What lines of the data include the string "básicos"? Copy them all.

• _A block of data_:
★ ★ ★ ★ ★

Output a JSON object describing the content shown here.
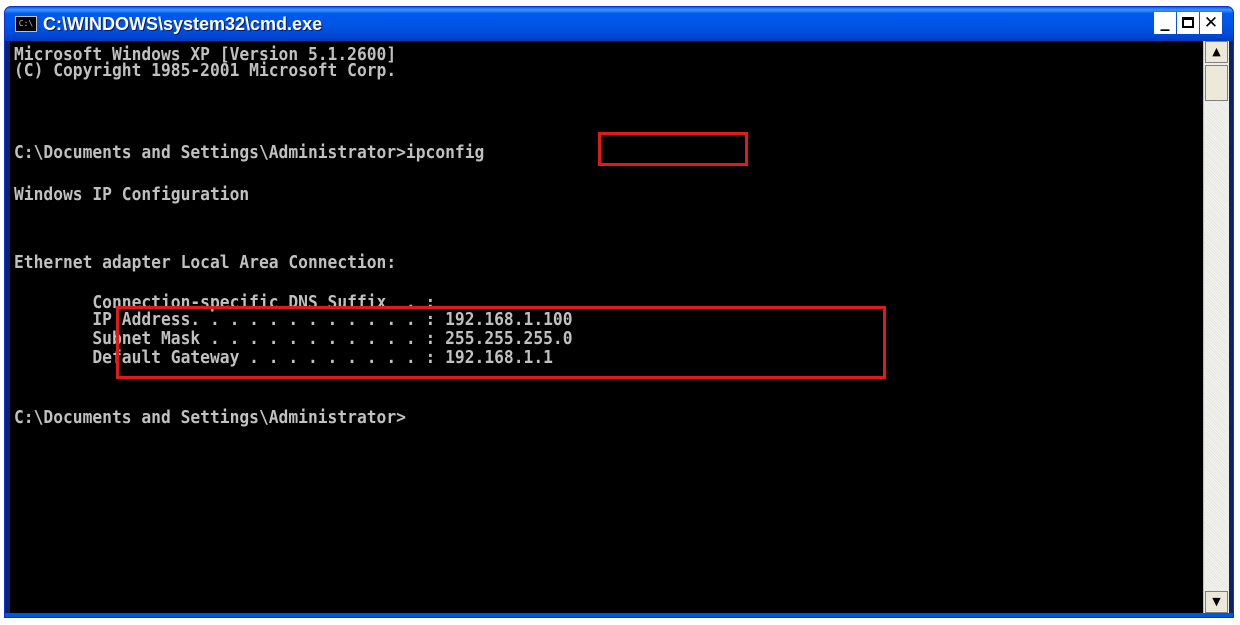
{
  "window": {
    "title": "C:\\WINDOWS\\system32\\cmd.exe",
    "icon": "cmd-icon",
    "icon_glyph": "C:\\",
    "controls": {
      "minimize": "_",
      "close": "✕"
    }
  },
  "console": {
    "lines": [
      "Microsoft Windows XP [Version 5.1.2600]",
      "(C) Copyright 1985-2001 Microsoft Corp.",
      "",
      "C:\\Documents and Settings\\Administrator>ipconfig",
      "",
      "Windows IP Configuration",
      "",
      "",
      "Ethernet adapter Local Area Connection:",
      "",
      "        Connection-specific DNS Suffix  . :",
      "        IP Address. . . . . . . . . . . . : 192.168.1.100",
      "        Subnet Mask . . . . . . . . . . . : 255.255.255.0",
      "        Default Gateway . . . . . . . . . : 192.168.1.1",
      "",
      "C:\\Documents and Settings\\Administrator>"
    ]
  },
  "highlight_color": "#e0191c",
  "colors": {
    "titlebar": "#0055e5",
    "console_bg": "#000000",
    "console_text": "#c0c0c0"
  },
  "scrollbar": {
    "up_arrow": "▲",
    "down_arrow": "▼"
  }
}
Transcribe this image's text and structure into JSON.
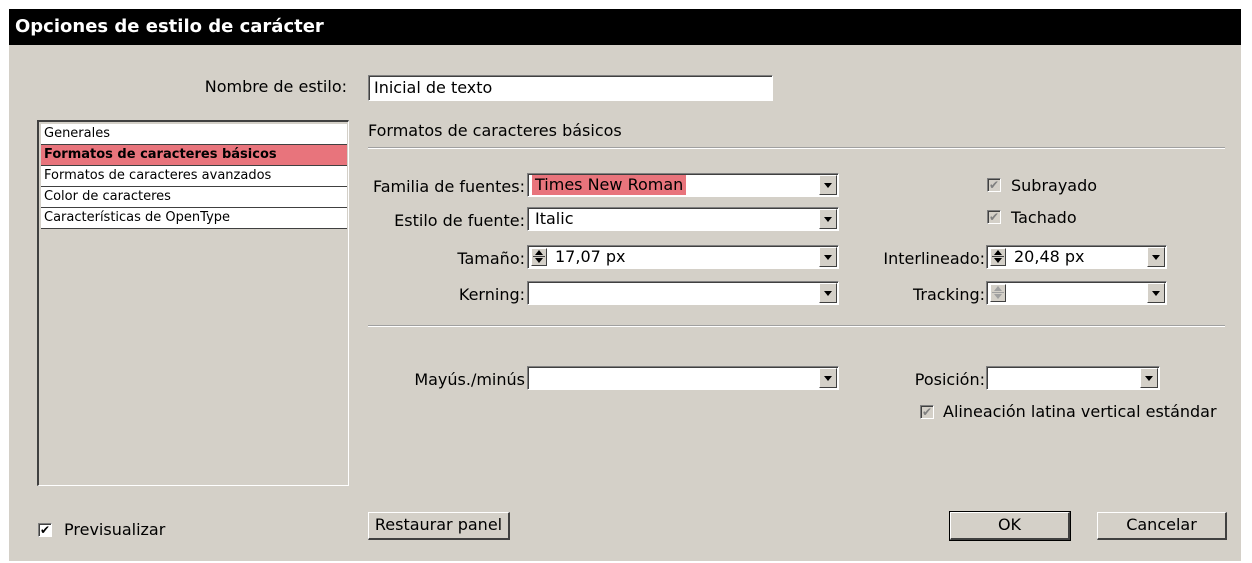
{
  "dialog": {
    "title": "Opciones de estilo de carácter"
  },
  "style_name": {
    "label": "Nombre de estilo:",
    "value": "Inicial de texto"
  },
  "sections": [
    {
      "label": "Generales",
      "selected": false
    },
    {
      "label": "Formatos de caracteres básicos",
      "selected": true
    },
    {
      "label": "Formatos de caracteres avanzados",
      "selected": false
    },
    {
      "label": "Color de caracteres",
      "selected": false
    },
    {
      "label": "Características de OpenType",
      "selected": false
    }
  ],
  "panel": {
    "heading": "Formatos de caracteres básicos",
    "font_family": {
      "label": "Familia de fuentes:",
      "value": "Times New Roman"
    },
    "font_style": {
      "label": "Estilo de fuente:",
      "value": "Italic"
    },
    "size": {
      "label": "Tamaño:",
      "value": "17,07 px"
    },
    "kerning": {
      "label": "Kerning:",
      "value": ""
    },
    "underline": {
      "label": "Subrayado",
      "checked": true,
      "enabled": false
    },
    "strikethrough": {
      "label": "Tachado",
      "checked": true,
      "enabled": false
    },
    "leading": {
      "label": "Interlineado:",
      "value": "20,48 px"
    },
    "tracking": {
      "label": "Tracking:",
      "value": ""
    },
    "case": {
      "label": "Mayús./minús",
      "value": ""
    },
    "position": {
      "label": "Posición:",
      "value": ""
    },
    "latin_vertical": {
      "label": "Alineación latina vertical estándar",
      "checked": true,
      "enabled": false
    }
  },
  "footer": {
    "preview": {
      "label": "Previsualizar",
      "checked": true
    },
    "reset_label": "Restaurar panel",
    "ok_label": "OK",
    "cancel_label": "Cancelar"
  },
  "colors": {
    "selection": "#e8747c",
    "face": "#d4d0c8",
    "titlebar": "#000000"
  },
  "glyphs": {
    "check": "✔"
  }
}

★ ★ ★ ★ ★

• _TASK SOLUTION_:
      "label": "Formatos de caracteres básicos",
    "heading": "Formatos de caracteres básicos",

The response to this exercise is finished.